ROWS:
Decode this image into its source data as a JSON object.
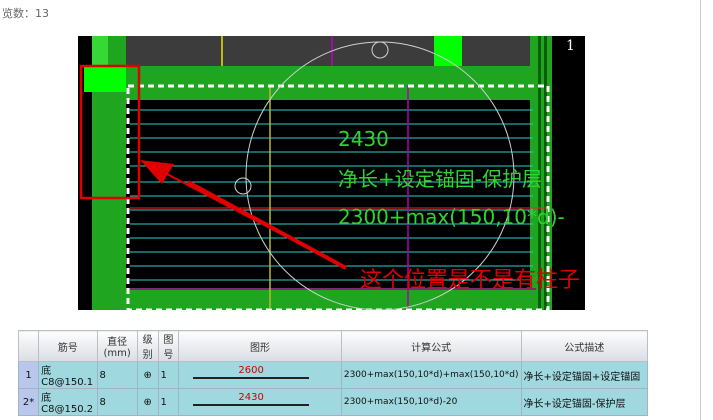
{
  "page": {
    "view_count": "览数：13"
  },
  "drawing": {
    "marker": "1",
    "annotation_lines": [
      "2430",
      "净长+设定锚固-保护层",
      "2300+max(150,10*d)-"
    ],
    "callout": "这个位置是不是有柱子",
    "colors": {
      "background": "#000000",
      "beam": "#1fa51f",
      "highlight": "#00ff00",
      "text": "#2fd52f",
      "callout": "#e00000"
    }
  },
  "table": {
    "headers": [
      "筋号",
      "直径(mm)",
      "级别",
      "图号",
      "图形",
      "计算公式",
      "公式描述"
    ],
    "rows": [
      {
        "index": "1",
        "name": "底C8@150.1",
        "diameter": "8",
        "grade": "⊕",
        "shape_no": "1",
        "length": "2600",
        "formula": "2300+max(150,10*d)+max(150,10*d)",
        "desc": "净长+设定锚固+设定锚固"
      },
      {
        "index": "2*",
        "name": "底C8@150.2",
        "diameter": "8",
        "grade": "⊕",
        "shape_no": "1",
        "length": "2430",
        "formula": "2300+max(150,10*d)-20",
        "desc": "净长+设定锚固-保护层"
      }
    ]
  }
}
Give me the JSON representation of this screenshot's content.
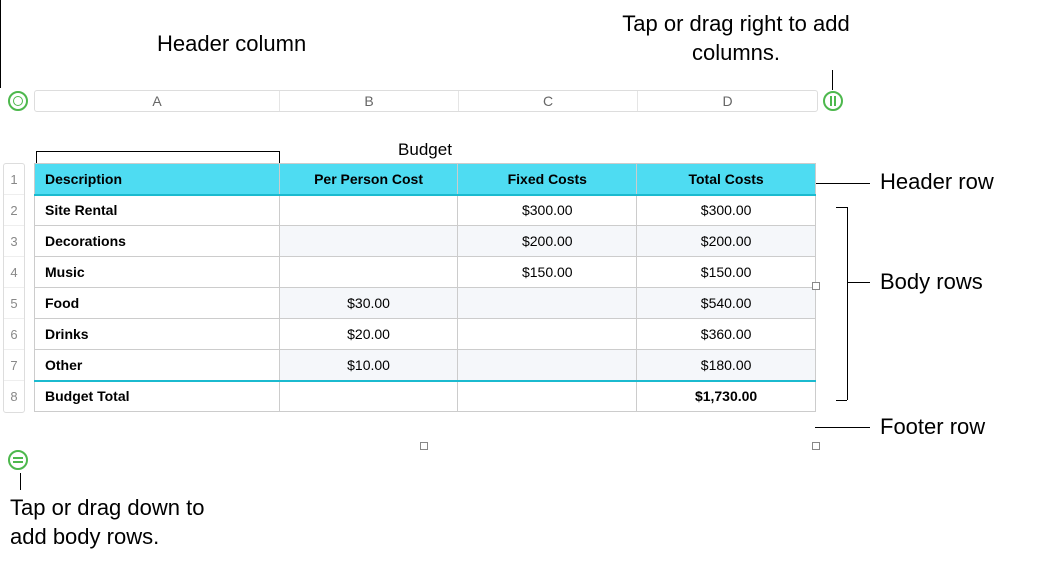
{
  "callouts": {
    "header_column": "Header column",
    "add_columns": "Tap or drag right to add columns.",
    "header_row": "Header row",
    "body_rows": "Body rows",
    "footer_row": "Footer row",
    "add_rows": "Tap or drag down to add body rows."
  },
  "table": {
    "title": "Budget",
    "column_letters": [
      "A",
      "B",
      "C",
      "D"
    ],
    "row_numbers": [
      "1",
      "2",
      "3",
      "4",
      "5",
      "6",
      "7",
      "8"
    ],
    "headers": {
      "description": "Description",
      "per_person_cost": "Per Person Cost",
      "fixed_costs": "Fixed Costs",
      "total_costs": "Total Costs"
    },
    "rows": [
      {
        "description": "Site Rental",
        "per_person": "",
        "fixed": "$300.00",
        "total": "$300.00"
      },
      {
        "description": "Decorations",
        "per_person": "",
        "fixed": "$200.00",
        "total": "$200.00"
      },
      {
        "description": "Music",
        "per_person": "",
        "fixed": "$150.00",
        "total": "$150.00"
      },
      {
        "description": "Food",
        "per_person": "$30.00",
        "fixed": "",
        "total": "$540.00"
      },
      {
        "description": "Drinks",
        "per_person": "$20.00",
        "fixed": "",
        "total": "$360.00"
      },
      {
        "description": "Other",
        "per_person": "$10.00",
        "fixed": "",
        "total": "$180.00"
      }
    ],
    "footer": {
      "description": "Budget Total",
      "per_person": "",
      "fixed": "",
      "total": "$1,730.00"
    }
  },
  "colors": {
    "header_bg": "#4edcf2",
    "accent": "#4db84d"
  }
}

PROMPT:
From the entries above, extract each line containing "this".

EXERCISE OUTPUT:
Decode this image into its source data as a JSON object.
Give me the JSON representation of this screenshot's content.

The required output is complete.